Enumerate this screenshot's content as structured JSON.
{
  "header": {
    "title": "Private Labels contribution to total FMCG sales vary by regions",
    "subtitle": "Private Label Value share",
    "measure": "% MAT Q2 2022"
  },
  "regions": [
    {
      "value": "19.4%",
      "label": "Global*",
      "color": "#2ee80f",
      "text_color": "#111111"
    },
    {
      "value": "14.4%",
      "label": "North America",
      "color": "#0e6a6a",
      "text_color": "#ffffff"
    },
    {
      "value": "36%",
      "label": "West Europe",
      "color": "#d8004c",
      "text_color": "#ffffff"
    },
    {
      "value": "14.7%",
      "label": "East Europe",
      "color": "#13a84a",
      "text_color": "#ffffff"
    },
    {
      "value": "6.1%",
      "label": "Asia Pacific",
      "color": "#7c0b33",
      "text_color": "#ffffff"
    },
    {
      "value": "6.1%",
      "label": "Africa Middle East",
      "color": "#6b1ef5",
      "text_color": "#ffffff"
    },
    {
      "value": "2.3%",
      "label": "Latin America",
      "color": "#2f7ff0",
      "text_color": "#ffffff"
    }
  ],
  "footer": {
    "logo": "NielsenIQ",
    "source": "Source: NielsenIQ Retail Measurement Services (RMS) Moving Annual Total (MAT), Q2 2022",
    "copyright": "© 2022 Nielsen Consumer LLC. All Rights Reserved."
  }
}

▸ **Stated task**:
Look through the entries above and report each line where the string "Europe" occurs.

▸ **Reply**:
      "label": "West Europe",
      "label": "East Europe",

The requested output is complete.